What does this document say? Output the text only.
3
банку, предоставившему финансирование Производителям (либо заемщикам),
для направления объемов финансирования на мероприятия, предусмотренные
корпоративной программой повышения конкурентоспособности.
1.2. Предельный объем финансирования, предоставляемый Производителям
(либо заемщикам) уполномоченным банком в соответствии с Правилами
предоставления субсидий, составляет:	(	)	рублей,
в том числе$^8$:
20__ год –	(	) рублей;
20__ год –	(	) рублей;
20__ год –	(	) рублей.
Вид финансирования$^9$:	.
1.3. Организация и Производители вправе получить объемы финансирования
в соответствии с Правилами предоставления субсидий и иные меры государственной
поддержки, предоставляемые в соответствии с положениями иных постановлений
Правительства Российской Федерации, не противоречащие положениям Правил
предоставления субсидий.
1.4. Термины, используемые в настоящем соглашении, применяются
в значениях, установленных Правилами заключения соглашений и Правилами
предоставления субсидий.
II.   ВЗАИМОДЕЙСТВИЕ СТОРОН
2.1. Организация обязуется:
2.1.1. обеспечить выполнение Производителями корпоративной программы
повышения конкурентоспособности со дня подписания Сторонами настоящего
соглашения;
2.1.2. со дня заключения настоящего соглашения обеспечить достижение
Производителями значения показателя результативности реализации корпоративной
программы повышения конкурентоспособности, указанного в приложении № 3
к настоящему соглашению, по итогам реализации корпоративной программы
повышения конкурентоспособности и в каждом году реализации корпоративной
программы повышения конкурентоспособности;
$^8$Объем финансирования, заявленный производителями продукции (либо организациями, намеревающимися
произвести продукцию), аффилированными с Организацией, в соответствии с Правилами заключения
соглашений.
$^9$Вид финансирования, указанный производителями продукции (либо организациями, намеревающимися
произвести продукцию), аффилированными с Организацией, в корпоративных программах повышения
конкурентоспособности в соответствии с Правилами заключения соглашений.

* * * *

• _Aim of the task_: Each record above should be repeated exactly as it appears.

• _Result of this task_:
What does this document say? Output the text only.
3
банку, предоставившему финансирование Производителям (либо заемщикам),
для направления объемов финансирования на мероприятия, предусмотренные
корпоративной программой повышения конкурентоспособности.
1.2. Предельный объем финансирования, предоставляемый Производителям
(либо заемщикам) уполномоченным банком в соответствии с Правилами
предоставления субсидий, составляет:	(	)	рублей,
в том числе$^8$:
20__ год –	(	) рублей;
20__ год –	(	) рублей;
20__ год –	(	) рублей.
Вид финансирования$^9$:	.
1.3. Организация и Производители вправе получить объемы финансирования
в соответствии с Правилами предоставления субсидий и иные меры государственной
поддержки, предоставляемые в соответствии с положениями иных постановлений
Правительства Российской Федерации, не противоречащие положениям Правил
предоставления субсидий.
1.4. Термины, используемые в настоящем соглашении, применяются
в значениях, установленных Правилами заключения соглашений и Правилами
предоставления субсидий.
II.   ВЗАИМОДЕЙСТВИЕ СТОРОН
2.1. Организация обязуется:
2.1.1. обеспечить выполнение Производителями корпоративной программы
повышения конкурентоспособности со дня подписания Сторонами настоящего
соглашения;
2.1.2. со дня заключения настоящего соглашения обеспечить достижение
Производителями значения показателя результативности реализации корпоративной
программы повышения конкурентоспособности, указанного в приложении № 3
к настоящему соглашению, по итогам реализации корпоративной программы
повышения конкурентоспособности и в каждом году реализации корпоративной
программы повышения конкурентоспособности;
$^8$Объем финансирования, заявленный производителями продукции (либо организациями, намеревающимися
произвести продукцию), аффилированными с Организацией, в соответствии с Правилами заключения
соглашений.
$^9$Вид финансирования, указанный производителями продукции (либо организациями, намеревающимися
произвести продукцию), аффилированными с Организацией, в корпоративных программах повышения
конкурентоспособности в соответствии с Правилами заключения соглашений.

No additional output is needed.